▸ Objective: Without altering anything, repeat each of the records.
## begin Data for processing
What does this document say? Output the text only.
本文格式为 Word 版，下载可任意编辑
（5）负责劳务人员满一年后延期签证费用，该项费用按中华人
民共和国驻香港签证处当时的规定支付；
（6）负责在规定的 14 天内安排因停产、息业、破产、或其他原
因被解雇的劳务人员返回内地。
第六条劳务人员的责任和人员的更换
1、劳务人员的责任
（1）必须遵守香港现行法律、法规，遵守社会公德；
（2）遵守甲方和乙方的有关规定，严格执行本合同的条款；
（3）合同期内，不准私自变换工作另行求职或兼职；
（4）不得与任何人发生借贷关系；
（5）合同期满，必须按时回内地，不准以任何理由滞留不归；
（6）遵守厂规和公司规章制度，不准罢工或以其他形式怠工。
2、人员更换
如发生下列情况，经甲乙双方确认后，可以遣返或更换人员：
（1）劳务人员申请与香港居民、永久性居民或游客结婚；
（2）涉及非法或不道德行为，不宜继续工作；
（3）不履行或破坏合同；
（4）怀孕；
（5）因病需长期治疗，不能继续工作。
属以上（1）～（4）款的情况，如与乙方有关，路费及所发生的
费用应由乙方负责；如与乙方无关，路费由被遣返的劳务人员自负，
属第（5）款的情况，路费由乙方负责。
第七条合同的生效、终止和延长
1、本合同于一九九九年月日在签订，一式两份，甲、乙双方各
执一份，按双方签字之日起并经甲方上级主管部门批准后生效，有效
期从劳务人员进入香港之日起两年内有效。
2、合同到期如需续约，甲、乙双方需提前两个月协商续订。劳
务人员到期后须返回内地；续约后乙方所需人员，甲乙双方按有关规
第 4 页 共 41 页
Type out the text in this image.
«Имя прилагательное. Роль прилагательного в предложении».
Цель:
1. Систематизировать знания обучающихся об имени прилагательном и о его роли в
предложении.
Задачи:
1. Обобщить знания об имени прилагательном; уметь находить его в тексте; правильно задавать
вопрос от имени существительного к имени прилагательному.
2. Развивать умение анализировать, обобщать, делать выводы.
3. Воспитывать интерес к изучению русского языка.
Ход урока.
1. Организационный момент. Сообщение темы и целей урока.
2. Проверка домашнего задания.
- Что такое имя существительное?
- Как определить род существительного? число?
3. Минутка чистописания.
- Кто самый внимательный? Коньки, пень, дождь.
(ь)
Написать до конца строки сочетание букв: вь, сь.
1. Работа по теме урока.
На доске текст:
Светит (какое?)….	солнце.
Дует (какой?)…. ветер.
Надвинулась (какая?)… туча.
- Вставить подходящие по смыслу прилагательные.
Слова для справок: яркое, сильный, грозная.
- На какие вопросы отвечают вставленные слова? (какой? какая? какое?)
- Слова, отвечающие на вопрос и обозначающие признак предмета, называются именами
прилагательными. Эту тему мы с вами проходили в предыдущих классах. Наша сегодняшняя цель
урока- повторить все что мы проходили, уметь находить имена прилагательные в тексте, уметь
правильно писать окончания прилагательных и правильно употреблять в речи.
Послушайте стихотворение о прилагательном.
## end Data for processing
▸ Worked solution:
What does this document say? Output the text only.
本文格式为 Word 版，下载可任意编辑
（5）负责劳务人员满一年后延期签证费用，该项费用按中华人
民共和国驻香港签证处当时的规定支付；
（6）负责在规定的 14 天内安排因停产、息业、破产、或其他原
因被解雇的劳务人员返回内地。
第六条劳务人员的责任和人员的更换
1、劳务人员的责任
（1）必须遵守香港现行法律、法规，遵守社会公德；
（2）遵守甲方和乙方的有关规定，严格执行本合同的条款；
（3）合同期内，不准私自变换工作另行求职或兼职；
（4）不得与任何人发生借贷关系；
（5）合同期满，必须按时回内地，不准以任何理由滞留不归；
（6）遵守厂规和公司规章制度，不准罢工或以其他形式怠工。
2、人员更换
如发生下列情况，经甲乙双方确认后，可以遣返或更换人员：
（1）劳务人员申请与香港居民、永久性居民或游客结婚；
（2）涉及非法或不道德行为，不宜继续工作；
（3）不履行或破坏合同；
（4）怀孕；
（5）因病需长期治疗，不能继续工作。
属以上（1）～（4）款的情况，如与乙方有关，路费及所发生的
费用应由乙方负责；如与乙方无关，路费由被遣返的劳务人员自负，
属第（5）款的情况，路费由乙方负责。
第七条合同的生效、终止和延长
1、本合同于一九九九年月日在签订，一式两份，甲、乙双方各
执一份，按双方签字之日起并经甲方上级主管部门批准后生效，有效
期从劳务人员进入香港之日起两年内有效。
2、合同到期如需续约，甲、乙双方需提前两个月协商续订。劳
务人员到期后须返回内地；续约后乙方所需人员，甲乙双方按有关规
第 4 页 共 41 页
Type out the text in this image.
«Имя прилагательное. Роль прилагательного в предложении».
Цель:
1. Систематизировать знания обучающихся об имени прилагательном и о его роли в
предложении.
Задачи:
1. Обобщить знания об имени прилагательном; уметь находить его в тексте; правильно задавать
вопрос от имени существительного к имени прилагательному.
2. Развивать умение анализировать, обобщать, делать выводы.
3. Воспитывать интерес к изучению русского языка.
Ход урока.
1. Организационный момент. Сообщение темы и целей урока.
2. Проверка домашнего задания.
- Что такое имя существительное?
- Как определить род существительного? число?
3. Минутка чистописания.
- Кто самый внимательный? Коньки, пень, дождь.
(ь)
Написать до конца строки сочетание букв: вь, сь.
1. Работа по теме урока.
На доске текст:
Светит (какое?)….	солнце.
Дует (какой?)…. ветер.
Надвинулась (какая?)… туча.
- Вставить подходящие по смыслу прилагательные.
Слова для справок: яркое, сильный, грозная.
- На какие вопросы отвечают вставленные слова? (какой? какая? какое?)
- Слова, отвечающие на вопрос и обозначающие признак предмета, называются именами
прилагательными. Эту тему мы с вами проходили в предыдущих классах. Наша сегодняшняя цель
урока- повторить все что мы проходили, уметь находить имена прилагательные в тексте, уметь
правильно писать окончания прилагательных и правильно употреблять в речи.
Послушайте стихотворение о прилагательном.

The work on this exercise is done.